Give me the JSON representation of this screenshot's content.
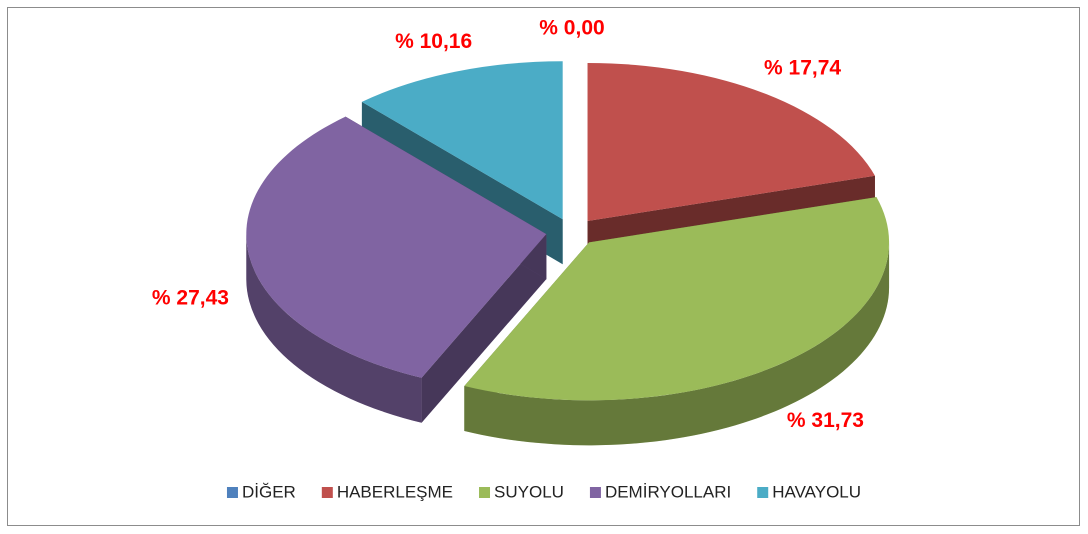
{
  "chart_data": {
    "type": "pie3d",
    "categories": [
      "DİĞER",
      "HABERLEŞME",
      "SUYOLU",
      "DEMİRYOLLARI",
      "HAVAYOLU"
    ],
    "values": [
      0.0,
      17.74,
      31.73,
      27.43,
      10.16
    ],
    "value_labels": [
      "% 0,00",
      "% 17,74",
      "% 31,73",
      "% 27,43",
      "% 10,16"
    ],
    "colors": [
      "#4f81bd",
      "#c0504d",
      "#9bbb59",
      "#8064a2",
      "#4bacc6"
    ],
    "legend": "bottom"
  }
}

● ● ● ● ● ● ●

Repeat the data exactly in full, omitting its pictures.

Give me the JSON representation of this screenshot's content.
{
  "chart_data": {
    "type": "pie3d",
    "categories": [
      "DİĞER",
      "HABERLEŞME",
      "SUYOLU",
      "DEMİRYOLLARI",
      "HAVAYOLU"
    ],
    "values": [
      0.0,
      17.74,
      31.73,
      27.43,
      10.16
    ],
    "value_labels": [
      "% 0,00",
      "% 17,74",
      "% 31,73",
      "% 27,43",
      "% 10,16"
    ],
    "colors": [
      "#4f81bd",
      "#c0504d",
      "#9bbb59",
      "#8064a2",
      "#4bacc6"
    ],
    "legend": "bottom"
  }
}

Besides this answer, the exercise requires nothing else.